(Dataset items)
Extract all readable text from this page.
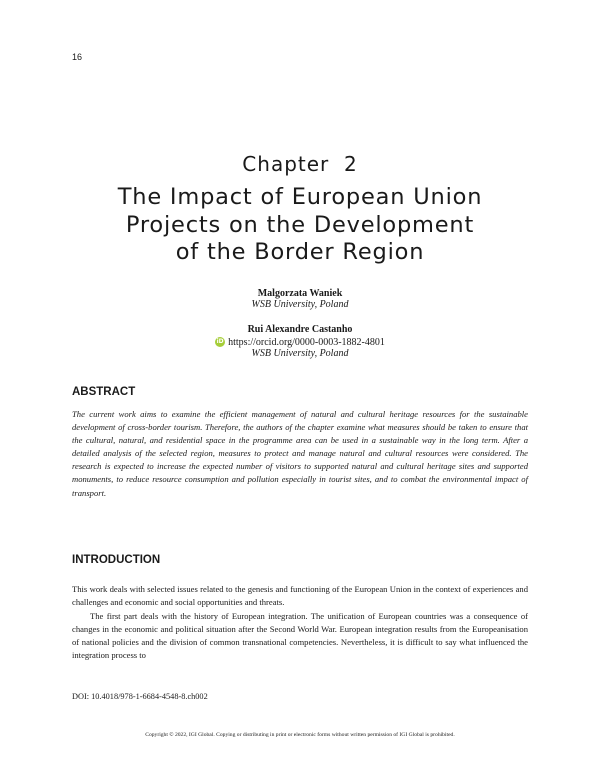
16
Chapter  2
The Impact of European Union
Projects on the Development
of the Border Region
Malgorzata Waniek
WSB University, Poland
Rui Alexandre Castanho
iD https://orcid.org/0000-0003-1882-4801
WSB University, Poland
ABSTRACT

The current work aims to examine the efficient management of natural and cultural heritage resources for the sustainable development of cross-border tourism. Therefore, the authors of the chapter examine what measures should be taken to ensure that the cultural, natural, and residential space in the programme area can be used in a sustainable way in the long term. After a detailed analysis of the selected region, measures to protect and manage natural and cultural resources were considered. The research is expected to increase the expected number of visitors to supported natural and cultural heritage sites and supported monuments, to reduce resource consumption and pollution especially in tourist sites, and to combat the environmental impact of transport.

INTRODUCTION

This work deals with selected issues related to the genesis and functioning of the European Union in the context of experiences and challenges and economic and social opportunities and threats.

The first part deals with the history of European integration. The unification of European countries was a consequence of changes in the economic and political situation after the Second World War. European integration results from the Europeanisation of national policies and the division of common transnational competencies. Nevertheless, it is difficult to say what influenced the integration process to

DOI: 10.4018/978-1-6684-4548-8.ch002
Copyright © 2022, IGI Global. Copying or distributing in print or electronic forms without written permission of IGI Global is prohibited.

--

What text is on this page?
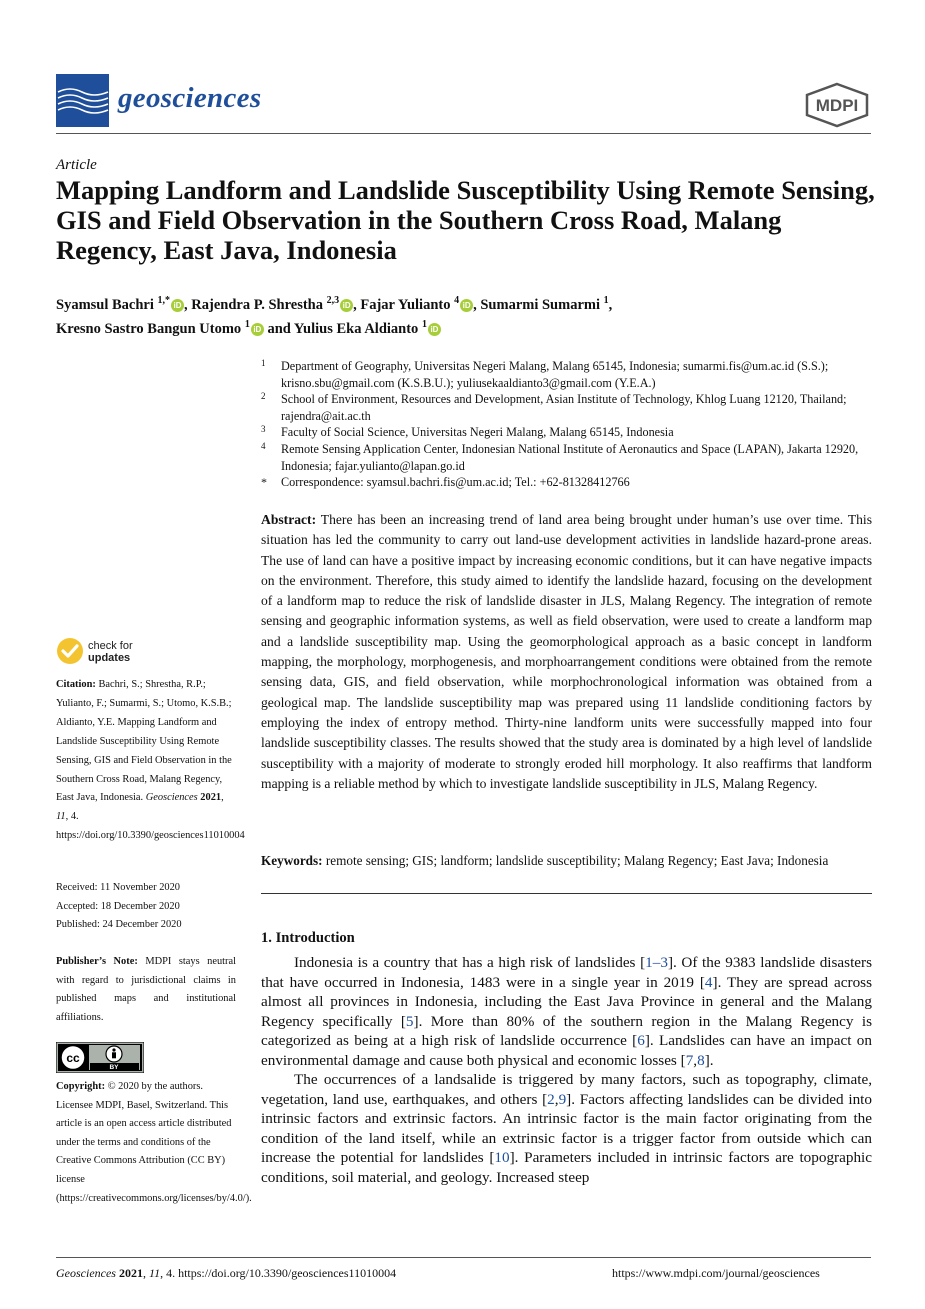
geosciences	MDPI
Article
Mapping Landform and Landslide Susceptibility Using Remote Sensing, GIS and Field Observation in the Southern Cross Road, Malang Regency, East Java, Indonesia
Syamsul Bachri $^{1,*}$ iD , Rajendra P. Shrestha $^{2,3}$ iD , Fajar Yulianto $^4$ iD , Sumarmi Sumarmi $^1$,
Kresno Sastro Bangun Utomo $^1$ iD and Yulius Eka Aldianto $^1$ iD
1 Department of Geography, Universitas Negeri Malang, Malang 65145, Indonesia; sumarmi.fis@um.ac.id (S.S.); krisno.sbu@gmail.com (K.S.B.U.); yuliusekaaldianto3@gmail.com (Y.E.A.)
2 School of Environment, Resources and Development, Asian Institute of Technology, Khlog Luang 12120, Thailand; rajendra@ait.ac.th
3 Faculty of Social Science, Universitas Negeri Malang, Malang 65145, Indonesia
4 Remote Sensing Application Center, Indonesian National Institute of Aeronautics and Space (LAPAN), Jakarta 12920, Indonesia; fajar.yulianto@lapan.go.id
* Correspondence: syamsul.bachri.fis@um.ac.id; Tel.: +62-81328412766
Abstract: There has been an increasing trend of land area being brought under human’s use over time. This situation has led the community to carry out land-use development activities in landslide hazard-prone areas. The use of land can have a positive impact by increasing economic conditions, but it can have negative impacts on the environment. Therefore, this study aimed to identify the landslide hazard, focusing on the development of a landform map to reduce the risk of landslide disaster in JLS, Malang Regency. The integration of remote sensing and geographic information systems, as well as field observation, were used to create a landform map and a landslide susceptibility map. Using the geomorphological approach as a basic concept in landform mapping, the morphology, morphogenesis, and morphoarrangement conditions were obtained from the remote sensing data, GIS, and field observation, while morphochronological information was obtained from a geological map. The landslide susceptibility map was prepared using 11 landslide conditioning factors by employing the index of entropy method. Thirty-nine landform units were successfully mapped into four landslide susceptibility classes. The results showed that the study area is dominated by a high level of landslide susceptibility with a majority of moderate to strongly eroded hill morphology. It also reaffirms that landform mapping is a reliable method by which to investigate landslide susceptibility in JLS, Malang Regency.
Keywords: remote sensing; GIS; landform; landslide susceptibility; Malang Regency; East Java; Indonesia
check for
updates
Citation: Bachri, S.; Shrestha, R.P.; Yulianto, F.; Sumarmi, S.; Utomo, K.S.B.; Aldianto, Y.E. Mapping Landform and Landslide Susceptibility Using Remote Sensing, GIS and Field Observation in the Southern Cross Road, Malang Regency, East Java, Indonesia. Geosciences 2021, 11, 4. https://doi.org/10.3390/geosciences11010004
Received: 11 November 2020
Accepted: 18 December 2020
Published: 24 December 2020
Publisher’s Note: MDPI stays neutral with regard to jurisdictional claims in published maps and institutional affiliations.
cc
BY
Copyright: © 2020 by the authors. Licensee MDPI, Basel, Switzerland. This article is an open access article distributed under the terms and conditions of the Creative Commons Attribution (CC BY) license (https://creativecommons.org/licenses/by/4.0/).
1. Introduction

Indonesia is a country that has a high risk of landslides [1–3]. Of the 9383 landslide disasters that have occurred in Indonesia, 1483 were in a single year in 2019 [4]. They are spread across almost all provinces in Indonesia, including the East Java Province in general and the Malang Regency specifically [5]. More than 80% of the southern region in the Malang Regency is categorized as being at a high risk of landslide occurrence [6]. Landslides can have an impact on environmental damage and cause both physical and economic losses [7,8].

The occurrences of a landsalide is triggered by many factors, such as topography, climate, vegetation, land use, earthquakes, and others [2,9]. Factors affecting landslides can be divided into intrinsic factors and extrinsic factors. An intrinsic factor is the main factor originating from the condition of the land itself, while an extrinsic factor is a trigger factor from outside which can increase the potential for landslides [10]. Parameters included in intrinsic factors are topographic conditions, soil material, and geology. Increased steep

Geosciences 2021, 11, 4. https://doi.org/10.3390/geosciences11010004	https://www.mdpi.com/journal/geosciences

What the task requires:
Copy every line above in which the string "Institute" shows up.

Exercise result:
2 School of Environment, Resources and Development, Asian Institute of Technology, Khlog Luang 12120, Thailand; rajendra@ait.ac.th
4 Remote Sensing Application Center, Indonesian National Institute of Aeronautics and Space (LAPAN), Jakarta 12920, Indonesia; fajar.yulianto@lapan.go.id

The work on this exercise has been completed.